## [The task]
Report the number of lines that include "tailored", with no additional text.

── Stored rows ──

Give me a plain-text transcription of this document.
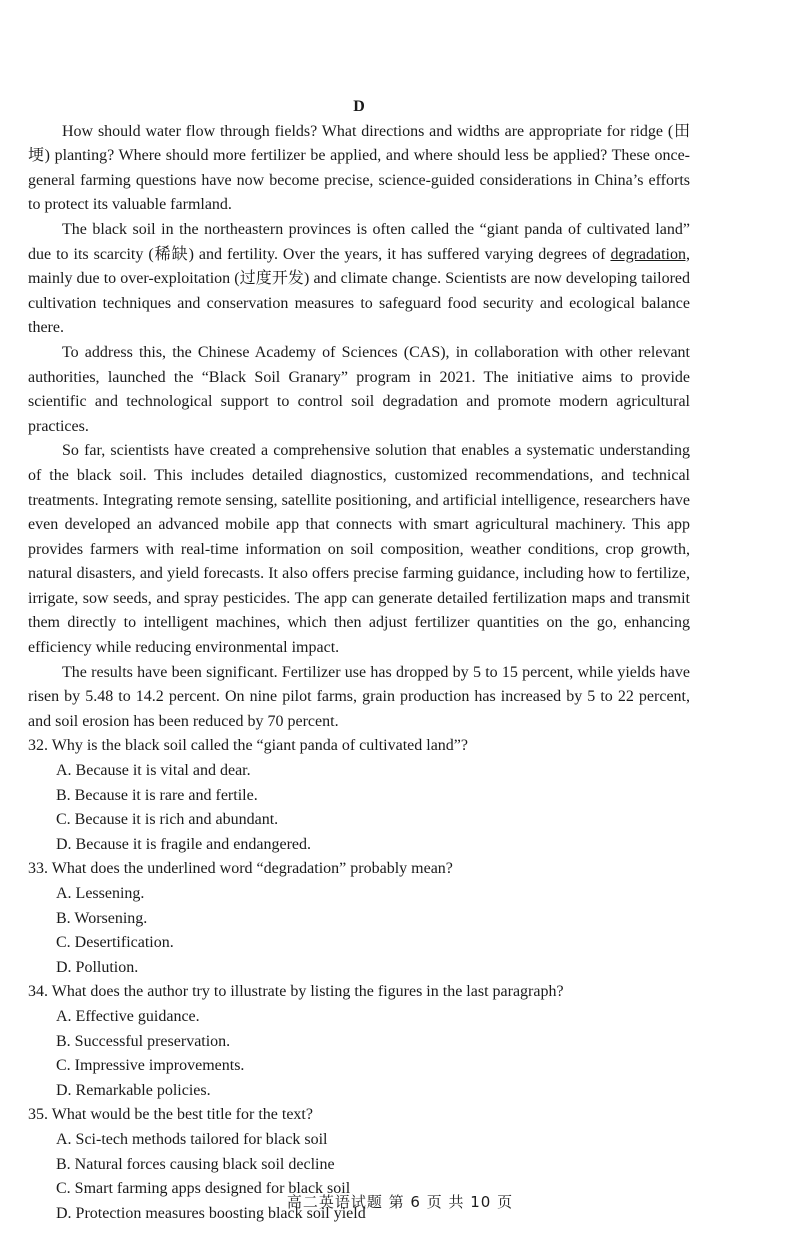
D

How should water flow through fields? What directions and widths are appropriate for ridge (田埂) planting? Where should more fertilizer be applied, and where should less be applied? These once-general farming questions have now become precise, science-guided considerations in China’s efforts to protect its valuable farmland.

The black soil in the northeastern provinces is often called the “giant panda of cultivated land” due to its scarcity (稀缺) and fertility. Over the years, it has suffered varying degrees of degradation, mainly due to over-exploitation (过度开发) and climate change. Scientists are now developing tailored cultivation techniques and conservation measures to safeguard food security and ecological balance there.

To address this, the Chinese Academy of Sciences (CAS), in collaboration with other relevant authorities, launched the “Black Soil Granary” program in 2021. The initiative aims to provide scientific and technological support to control soil degradation and promote modern agricultural practices.

So far, scientists have created a comprehensive solution that enables a systematic understanding of the black soil. This includes detailed diagnostics, customized recommendations, and technical treatments. Integrating remote sensing, satellite positioning, and artificial intelligence, researchers have even developed an advanced mobile app that connects with smart agricultural machinery. This app provides farmers with real-time information on soil composition, weather conditions, crop growth, natural disasters, and yield forecasts. It also offers precise farming guidance, including how to fertilize, irrigate, sow seeds, and spray pesticides. The app can generate detailed fertilization maps and transmit them directly to intelligent machines, which then adjust fertilizer quantities on the go, enhancing efficiency while reducing environmental impact.

The results have been significant. Fertilizer use has dropped by 5 to 15 percent, while yields have risen by 5.48 to 14.2 percent. On nine pilot farms, grain production has increased by 5 to 22 percent, and soil erosion has been reduced by 70 percent.

32. Why is the black soil called the “giant panda of cultivated land”?

A. Because it is vital and dear.

B. Because it is rare and fertile.

C. Because it is rich and abundant.

D. Because it is fragile and endangered.

33. What does the underlined word “degradation” probably mean?

A. Lessening.

B. Worsening.

C. Desertification.

D. Pollution.

34. What does the author try to illustrate by listing the figures in the last paragraph?

A. Effective guidance.

B. Successful preservation.

C. Impressive improvements.

D. Remarkable policies.

35. What would be the best title for the text?

A. Sci-tech methods tailored for black soil

B. Natural forces causing black soil decline

C. Smart farming apps designed for black soil

D. Protection measures boosting black soil yield

高二英语试题 第 6 页 共 10 页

───

## [Result of this task]
2